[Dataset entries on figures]
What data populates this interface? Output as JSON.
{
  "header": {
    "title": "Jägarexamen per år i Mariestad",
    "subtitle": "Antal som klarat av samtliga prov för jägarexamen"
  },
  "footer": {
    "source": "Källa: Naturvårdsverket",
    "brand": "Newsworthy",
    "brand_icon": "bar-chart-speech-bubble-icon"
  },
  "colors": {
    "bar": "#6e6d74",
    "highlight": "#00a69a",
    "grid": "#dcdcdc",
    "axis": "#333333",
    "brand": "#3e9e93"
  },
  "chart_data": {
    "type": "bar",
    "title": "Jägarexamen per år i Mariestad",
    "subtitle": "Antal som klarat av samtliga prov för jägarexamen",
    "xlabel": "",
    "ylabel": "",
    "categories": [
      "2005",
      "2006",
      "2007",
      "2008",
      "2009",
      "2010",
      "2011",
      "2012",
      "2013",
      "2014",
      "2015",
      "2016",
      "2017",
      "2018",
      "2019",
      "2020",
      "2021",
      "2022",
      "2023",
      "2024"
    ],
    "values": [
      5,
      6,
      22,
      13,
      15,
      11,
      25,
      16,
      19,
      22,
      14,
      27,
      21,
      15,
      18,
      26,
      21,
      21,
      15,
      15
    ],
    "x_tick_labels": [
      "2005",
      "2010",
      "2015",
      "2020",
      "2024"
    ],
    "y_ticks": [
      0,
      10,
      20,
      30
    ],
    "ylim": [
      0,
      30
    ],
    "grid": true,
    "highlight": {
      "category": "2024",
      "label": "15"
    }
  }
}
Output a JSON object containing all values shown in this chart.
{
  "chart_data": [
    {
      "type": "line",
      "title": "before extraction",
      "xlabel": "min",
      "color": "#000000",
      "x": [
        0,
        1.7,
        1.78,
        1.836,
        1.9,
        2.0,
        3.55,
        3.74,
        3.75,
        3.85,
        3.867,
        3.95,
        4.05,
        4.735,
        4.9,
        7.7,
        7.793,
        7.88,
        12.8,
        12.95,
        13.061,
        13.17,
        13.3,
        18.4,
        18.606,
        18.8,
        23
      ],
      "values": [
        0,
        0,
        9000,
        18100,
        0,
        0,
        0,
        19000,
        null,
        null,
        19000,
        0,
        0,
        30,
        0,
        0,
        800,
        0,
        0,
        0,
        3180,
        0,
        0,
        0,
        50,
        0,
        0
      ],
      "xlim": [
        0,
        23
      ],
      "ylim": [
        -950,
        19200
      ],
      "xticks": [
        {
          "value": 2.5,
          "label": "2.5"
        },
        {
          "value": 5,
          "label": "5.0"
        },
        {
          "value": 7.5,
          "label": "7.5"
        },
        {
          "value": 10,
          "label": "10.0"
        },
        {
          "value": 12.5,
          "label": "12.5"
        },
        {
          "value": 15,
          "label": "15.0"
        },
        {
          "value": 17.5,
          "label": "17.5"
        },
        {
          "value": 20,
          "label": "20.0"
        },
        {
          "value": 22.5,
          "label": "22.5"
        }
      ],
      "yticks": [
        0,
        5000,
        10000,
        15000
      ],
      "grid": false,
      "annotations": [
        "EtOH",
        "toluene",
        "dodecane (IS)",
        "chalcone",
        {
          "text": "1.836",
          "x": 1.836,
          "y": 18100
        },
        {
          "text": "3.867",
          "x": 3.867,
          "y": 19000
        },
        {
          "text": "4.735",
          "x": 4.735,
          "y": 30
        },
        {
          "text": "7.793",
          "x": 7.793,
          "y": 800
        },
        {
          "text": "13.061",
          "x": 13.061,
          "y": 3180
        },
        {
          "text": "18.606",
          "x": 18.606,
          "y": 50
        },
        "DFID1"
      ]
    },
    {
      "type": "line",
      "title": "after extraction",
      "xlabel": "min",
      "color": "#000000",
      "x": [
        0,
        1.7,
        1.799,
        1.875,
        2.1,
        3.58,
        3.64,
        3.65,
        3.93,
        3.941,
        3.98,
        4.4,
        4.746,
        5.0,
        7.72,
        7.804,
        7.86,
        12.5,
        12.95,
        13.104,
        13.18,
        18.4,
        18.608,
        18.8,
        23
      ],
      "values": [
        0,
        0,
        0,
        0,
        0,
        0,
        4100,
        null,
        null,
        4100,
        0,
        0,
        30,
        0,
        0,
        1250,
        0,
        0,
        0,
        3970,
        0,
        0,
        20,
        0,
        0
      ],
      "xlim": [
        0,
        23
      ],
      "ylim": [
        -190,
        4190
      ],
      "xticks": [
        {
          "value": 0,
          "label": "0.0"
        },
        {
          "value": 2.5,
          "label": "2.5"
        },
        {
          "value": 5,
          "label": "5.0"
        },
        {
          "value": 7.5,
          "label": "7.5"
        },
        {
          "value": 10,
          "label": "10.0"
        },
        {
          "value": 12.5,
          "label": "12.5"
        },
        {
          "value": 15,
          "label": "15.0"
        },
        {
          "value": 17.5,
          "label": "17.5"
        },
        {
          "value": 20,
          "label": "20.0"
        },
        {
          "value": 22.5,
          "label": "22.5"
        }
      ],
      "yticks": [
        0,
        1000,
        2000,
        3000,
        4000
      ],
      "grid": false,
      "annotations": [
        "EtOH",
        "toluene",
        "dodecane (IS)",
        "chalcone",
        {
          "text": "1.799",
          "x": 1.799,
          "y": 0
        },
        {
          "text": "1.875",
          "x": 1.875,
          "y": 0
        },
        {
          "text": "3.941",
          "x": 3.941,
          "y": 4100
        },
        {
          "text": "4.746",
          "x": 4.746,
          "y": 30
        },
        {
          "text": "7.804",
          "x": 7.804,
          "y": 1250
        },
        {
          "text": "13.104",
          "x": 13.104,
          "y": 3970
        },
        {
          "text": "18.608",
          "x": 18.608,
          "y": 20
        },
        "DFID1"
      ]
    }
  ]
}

• **EXERCISE DIRECTIONS**
From the entries above, return each line with the word "prov" in it.

• **PROBLEM SOLUTION**
    "subtitle": "Antal som klarat av samtliga prov för jägarexamen"
    "subtitle": "Antal som klarat av samtliga prov för jägarexamen",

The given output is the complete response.